OBJECTIVE:
Copy out all the data, word for word.

Data extracted from a collection:
** Start **
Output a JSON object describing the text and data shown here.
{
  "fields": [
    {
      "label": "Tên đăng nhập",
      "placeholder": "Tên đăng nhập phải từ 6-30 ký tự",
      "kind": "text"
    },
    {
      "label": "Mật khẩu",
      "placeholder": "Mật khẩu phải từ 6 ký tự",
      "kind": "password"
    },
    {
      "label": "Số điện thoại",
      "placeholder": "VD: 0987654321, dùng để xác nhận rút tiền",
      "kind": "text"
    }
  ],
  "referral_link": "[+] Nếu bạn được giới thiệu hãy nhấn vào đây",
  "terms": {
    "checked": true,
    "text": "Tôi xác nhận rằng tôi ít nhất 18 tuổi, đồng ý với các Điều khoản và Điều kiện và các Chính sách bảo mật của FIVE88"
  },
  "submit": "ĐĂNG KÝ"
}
** End **
EXPECTED ANSWER:
Output a JSON object describing the text and data shown here.
{
  "fields": [
    {
      "label": "Tên đăng nhập",
      "placeholder": "Tên đăng nhập phải từ 6-30 ký tự",
      "kind": "text"
    },
    {
      "label": "Mật khẩu",
      "placeholder": "Mật khẩu phải từ 6 ký tự",
      "kind": "password"
    },
    {
      "label": "Số điện thoại",
      "placeholder": "VD: 0987654321, dùng để xác nhận rút tiền",
      "kind": "text"
    }
  ],
  "referral_link": "[+] Nếu bạn được giới thiệu hãy nhấn vào đây",
  "terms": {
    "checked": true,
    "text": "Tôi xác nhận rằng tôi ít nhất 18 tuổi, đồng ý với các Điều khoản và Điều kiện và các Chính sách bảo mật của FIVE88"
  },
  "submit": "ĐĂNG KÝ"
}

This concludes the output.